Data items
** Begin **

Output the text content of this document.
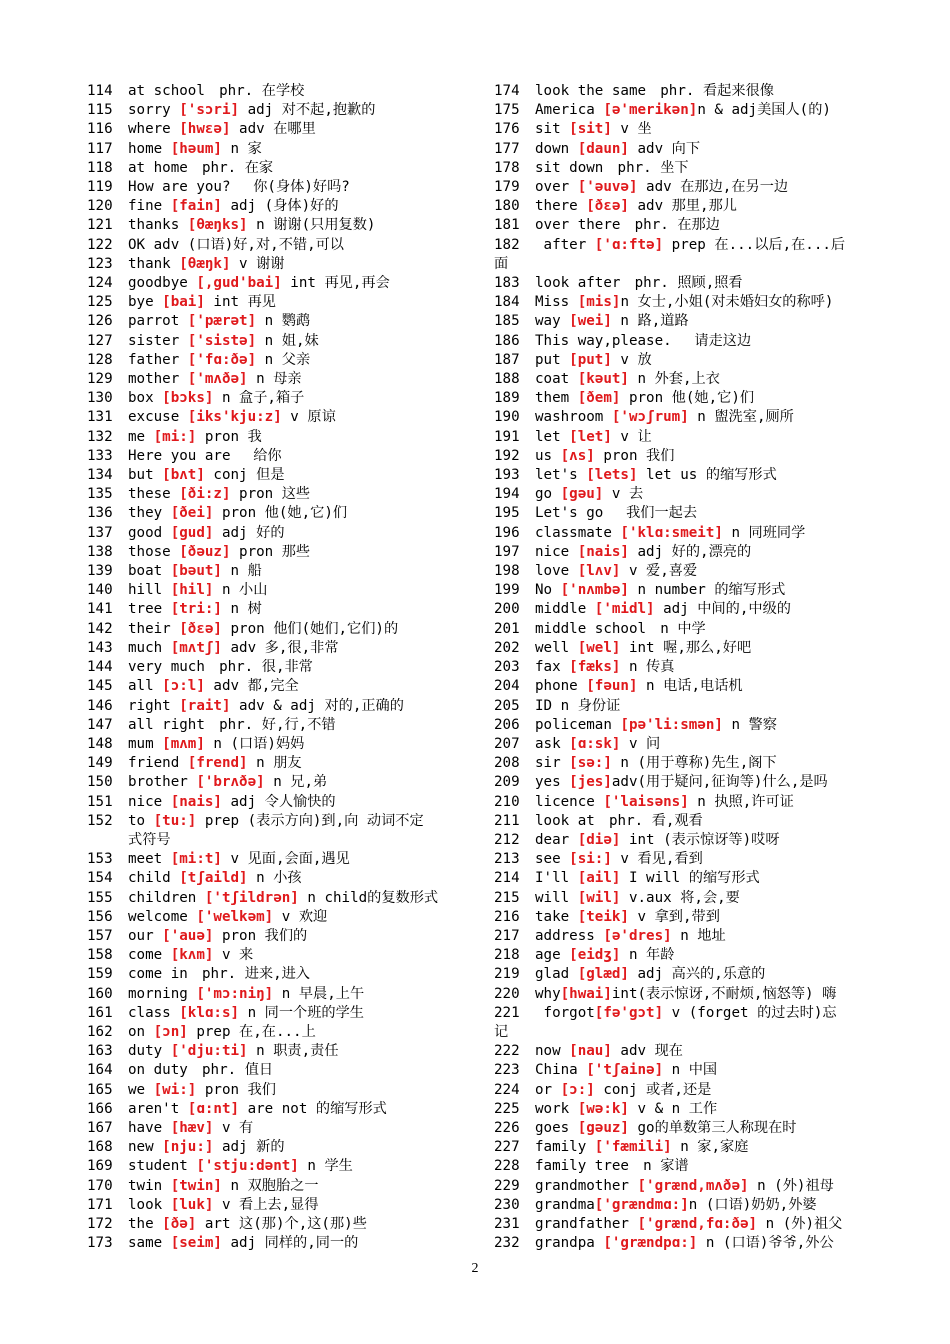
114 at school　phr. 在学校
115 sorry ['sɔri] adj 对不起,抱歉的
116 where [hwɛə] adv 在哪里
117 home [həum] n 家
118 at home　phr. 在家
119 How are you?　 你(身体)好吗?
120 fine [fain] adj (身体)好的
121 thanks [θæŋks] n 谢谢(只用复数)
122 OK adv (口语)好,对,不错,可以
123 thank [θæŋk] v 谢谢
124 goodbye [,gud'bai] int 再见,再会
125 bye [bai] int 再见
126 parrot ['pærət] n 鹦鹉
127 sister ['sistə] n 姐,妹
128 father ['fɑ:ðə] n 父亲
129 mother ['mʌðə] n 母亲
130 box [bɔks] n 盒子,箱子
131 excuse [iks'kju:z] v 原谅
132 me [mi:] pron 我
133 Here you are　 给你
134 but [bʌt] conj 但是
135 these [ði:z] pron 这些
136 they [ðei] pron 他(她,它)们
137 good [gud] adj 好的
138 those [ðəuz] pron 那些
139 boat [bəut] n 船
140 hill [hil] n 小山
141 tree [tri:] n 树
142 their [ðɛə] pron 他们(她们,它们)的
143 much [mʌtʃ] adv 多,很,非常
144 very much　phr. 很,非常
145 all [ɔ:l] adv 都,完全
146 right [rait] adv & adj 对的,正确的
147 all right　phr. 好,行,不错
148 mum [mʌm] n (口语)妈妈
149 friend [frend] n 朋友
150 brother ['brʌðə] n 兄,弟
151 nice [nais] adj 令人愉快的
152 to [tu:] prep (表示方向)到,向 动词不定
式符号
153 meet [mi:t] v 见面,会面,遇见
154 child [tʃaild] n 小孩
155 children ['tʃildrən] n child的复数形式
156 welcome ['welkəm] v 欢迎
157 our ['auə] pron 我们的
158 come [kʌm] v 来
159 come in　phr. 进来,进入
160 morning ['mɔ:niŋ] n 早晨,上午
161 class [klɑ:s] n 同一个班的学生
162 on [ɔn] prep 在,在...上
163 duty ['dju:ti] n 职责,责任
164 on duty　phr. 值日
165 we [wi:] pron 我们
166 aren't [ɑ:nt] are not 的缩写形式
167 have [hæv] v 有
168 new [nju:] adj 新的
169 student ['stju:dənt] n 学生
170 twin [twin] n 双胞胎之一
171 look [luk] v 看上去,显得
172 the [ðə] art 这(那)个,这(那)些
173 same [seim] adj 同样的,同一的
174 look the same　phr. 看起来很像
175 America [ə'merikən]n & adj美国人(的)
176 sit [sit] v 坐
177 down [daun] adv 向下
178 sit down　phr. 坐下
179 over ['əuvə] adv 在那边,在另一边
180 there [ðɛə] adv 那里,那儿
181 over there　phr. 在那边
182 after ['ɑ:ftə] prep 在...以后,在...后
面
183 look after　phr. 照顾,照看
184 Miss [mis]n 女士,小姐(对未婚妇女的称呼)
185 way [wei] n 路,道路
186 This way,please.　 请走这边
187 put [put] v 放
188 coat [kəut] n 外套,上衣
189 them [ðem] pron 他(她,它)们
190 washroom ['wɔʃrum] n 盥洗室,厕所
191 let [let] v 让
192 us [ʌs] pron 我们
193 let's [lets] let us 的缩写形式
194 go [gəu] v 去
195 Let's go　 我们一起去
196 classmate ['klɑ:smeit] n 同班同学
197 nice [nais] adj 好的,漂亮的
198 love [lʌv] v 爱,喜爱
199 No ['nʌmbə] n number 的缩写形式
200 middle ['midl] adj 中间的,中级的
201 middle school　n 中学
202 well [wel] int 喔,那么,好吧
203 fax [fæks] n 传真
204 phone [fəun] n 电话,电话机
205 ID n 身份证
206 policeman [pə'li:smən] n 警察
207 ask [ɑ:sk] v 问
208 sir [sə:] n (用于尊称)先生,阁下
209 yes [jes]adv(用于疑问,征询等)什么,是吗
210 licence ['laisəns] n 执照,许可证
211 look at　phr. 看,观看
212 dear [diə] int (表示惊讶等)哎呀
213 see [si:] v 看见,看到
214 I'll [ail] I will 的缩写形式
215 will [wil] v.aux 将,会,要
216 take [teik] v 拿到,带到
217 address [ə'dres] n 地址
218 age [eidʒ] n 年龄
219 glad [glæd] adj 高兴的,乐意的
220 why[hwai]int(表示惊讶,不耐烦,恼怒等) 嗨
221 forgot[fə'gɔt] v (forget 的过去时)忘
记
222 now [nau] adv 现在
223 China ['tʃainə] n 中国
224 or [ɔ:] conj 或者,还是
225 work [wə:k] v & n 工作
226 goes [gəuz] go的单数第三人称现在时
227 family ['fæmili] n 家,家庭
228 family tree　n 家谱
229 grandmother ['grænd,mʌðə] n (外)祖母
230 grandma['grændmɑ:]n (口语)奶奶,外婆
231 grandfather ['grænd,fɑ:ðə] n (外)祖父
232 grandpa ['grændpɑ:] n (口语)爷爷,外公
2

** End **

* Written problem *
Of the lines in the material, how many contain the word "much"? Reply with the number and nothing else.

* Solution to the exercise *
2